>> Begin RECORDS
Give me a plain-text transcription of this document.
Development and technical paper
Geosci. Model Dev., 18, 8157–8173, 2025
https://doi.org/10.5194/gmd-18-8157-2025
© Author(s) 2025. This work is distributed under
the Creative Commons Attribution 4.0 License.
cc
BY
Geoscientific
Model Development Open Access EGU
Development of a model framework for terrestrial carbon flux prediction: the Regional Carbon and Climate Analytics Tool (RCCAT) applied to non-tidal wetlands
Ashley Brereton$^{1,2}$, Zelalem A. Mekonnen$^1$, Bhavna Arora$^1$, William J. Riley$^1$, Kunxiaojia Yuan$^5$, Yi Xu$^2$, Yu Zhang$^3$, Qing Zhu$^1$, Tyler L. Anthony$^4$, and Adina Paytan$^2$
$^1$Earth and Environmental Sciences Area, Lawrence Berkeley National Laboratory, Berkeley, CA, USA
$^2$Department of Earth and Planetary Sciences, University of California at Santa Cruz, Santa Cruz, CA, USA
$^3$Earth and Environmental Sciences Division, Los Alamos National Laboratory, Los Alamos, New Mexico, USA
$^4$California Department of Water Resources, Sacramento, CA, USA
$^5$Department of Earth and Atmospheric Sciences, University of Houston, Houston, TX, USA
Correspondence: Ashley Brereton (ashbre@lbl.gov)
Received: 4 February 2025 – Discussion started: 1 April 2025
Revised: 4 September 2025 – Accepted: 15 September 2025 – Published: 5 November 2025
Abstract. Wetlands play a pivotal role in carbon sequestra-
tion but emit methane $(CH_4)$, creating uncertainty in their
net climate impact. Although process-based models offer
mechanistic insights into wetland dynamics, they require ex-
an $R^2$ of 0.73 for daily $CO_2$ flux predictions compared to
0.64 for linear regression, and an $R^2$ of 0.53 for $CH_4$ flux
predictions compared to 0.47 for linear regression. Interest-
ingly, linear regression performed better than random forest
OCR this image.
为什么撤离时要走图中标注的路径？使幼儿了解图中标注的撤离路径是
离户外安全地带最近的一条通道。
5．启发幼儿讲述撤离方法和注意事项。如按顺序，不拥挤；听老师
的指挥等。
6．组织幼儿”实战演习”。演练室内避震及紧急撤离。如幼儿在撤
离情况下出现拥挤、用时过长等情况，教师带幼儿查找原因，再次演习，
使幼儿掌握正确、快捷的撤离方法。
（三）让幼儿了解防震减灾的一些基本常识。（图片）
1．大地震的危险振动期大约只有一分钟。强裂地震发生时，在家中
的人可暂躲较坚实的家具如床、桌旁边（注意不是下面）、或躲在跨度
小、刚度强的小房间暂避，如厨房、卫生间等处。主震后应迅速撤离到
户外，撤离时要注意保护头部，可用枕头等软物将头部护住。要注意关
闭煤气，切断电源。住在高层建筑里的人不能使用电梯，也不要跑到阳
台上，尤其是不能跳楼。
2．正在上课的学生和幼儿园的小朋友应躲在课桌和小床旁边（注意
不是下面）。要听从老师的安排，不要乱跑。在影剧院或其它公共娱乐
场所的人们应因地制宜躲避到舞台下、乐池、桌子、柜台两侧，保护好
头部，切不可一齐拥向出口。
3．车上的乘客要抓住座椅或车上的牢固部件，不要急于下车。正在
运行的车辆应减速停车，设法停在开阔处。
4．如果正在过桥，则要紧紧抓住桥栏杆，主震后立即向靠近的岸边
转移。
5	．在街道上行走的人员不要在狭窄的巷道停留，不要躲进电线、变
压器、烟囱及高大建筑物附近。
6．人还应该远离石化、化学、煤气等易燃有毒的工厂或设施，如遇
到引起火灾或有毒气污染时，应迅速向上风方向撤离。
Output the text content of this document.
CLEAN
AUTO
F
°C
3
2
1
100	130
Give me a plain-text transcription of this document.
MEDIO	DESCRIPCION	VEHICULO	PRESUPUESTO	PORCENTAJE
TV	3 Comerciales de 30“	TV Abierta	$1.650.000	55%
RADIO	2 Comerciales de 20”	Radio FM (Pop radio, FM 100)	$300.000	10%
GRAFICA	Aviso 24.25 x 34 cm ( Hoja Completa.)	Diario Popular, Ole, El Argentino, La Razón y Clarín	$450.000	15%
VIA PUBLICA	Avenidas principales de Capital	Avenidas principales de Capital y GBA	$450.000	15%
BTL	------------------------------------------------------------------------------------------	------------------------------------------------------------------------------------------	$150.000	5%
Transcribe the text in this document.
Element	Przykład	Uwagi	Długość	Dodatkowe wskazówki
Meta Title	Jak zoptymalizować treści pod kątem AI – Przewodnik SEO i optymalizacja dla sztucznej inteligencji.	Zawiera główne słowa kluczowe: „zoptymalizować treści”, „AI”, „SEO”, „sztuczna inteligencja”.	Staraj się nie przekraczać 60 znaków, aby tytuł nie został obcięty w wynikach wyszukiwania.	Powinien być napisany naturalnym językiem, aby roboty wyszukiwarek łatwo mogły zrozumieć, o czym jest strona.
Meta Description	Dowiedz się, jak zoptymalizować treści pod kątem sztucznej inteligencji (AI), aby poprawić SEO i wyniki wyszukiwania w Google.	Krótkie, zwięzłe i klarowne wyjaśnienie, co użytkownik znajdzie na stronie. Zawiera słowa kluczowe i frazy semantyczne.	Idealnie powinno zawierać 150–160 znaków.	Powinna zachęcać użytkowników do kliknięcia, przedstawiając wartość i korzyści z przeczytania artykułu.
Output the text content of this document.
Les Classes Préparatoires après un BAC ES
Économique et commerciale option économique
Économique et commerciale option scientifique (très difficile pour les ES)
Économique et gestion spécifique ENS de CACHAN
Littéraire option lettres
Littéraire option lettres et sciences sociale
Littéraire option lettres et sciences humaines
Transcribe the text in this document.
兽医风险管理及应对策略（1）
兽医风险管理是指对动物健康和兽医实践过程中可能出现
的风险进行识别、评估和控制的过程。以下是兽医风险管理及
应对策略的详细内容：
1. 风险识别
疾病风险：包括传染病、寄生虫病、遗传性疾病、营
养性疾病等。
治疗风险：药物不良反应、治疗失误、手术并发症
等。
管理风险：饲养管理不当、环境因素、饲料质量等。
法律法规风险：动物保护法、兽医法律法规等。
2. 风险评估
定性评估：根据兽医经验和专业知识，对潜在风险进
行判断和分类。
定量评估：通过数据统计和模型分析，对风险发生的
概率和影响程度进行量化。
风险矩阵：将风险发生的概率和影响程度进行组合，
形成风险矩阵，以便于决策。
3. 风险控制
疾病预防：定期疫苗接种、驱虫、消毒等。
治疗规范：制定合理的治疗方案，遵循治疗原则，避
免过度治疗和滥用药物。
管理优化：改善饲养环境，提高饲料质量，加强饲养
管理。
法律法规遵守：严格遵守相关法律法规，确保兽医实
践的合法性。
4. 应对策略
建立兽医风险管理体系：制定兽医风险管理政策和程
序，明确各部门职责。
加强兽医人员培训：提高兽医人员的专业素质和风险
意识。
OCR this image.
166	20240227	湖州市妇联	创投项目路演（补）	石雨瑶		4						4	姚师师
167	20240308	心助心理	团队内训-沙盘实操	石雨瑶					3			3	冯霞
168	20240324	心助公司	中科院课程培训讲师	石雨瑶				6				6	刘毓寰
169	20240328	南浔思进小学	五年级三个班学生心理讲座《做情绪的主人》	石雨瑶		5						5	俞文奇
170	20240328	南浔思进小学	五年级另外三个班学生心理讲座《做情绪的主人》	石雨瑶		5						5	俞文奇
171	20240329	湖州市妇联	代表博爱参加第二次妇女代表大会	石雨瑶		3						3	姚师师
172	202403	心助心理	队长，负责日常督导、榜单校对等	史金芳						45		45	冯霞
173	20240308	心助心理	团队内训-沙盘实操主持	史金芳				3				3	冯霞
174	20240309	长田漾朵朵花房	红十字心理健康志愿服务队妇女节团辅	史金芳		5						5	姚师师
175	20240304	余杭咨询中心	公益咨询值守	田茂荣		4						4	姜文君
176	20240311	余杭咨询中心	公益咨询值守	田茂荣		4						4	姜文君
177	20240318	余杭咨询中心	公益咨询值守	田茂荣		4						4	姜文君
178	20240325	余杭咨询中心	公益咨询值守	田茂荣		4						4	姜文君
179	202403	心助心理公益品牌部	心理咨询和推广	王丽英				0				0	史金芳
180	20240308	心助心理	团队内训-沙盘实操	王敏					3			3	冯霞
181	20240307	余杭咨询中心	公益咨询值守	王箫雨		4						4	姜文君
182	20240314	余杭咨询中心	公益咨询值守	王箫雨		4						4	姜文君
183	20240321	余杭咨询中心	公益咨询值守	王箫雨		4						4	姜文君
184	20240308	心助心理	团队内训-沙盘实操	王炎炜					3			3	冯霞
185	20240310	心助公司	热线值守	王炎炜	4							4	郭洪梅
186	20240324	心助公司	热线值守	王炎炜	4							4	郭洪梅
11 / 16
>> End RECORDS
▶ _INSTRUCTIONS FOR THE TASK_
Count the lines in the records above that contain the word "Earth", and give only that number.

▶ _THE SOLUTION_
4